* **Exercise requirements**: Filter the records below and copy every line containing the word "data".

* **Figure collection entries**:
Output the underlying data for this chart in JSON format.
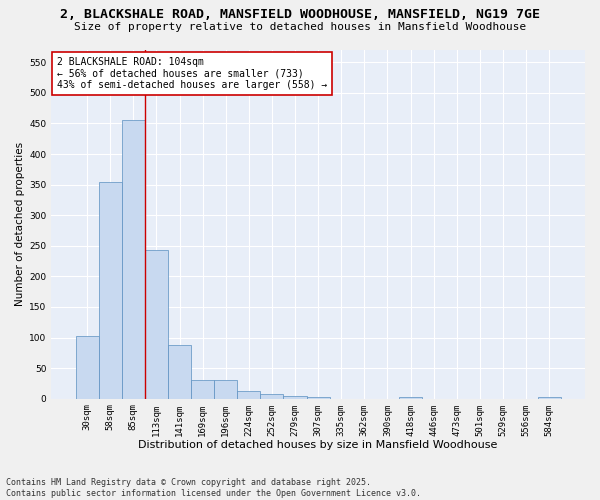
{
  "title": "2, BLACKSHALE ROAD, MANSFIELD WOODHOUSE, MANSFIELD, NG19 7GE",
  "subtitle": "Size of property relative to detached houses in Mansfield Woodhouse",
  "xlabel": "Distribution of detached houses by size in Mansfield Woodhouse",
  "ylabel": "Number of detached properties",
  "categories": [
    "30sqm",
    "58sqm",
    "85sqm",
    "113sqm",
    "141sqm",
    "169sqm",
    "196sqm",
    "224sqm",
    "252sqm",
    "279sqm",
    "307sqm",
    "335sqm",
    "362sqm",
    "390sqm",
    "418sqm",
    "446sqm",
    "473sqm",
    "501sqm",
    "529sqm",
    "556sqm",
    "584sqm"
  ],
  "values": [
    103,
    355,
    455,
    243,
    87,
    30,
    30,
    12,
    7,
    5,
    3,
    0,
    0,
    0,
    3,
    0,
    0,
    0,
    0,
    0,
    3
  ],
  "bar_color": "#c8d9f0",
  "bar_edge_color": "#5a8fc0",
  "vline_x_index": 2.5,
  "vline_color": "#cc0000",
  "annotation_text": "2 BLACKSHALE ROAD: 104sqm\n← 56% of detached houses are smaller (733)\n43% of semi-detached houses are larger (558) →",
  "annotation_box_color": "#ffffff",
  "annotation_box_edge": "#cc0000",
  "ylim": [
    0,
    570
  ],
  "yticks": [
    0,
    50,
    100,
    150,
    200,
    250,
    300,
    350,
    400,
    450,
    500,
    550
  ],
  "footer": "Contains HM Land Registry data © Crown copyright and database right 2025.\nContains public sector information licensed under the Open Government Licence v3.0.",
  "fig_background_color": "#f0f0f0",
  "plot_background_color": "#e8eef8",
  "grid_color": "#ffffff",
  "title_fontsize": 9.5,
  "subtitle_fontsize": 8,
  "xlabel_fontsize": 8,
  "ylabel_fontsize": 7.5,
  "tick_fontsize": 6.5,
  "footer_fontsize": 6,
  "annotation_fontsize": 7
}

* **Solution to this problem**:
Output the underlying data for this chart in JSON format.
  "footer": "Contains HM Land Registry data © Crown copyright and database right 2025.\nContains public sector information licensed under the Open Government Licence v3.0.",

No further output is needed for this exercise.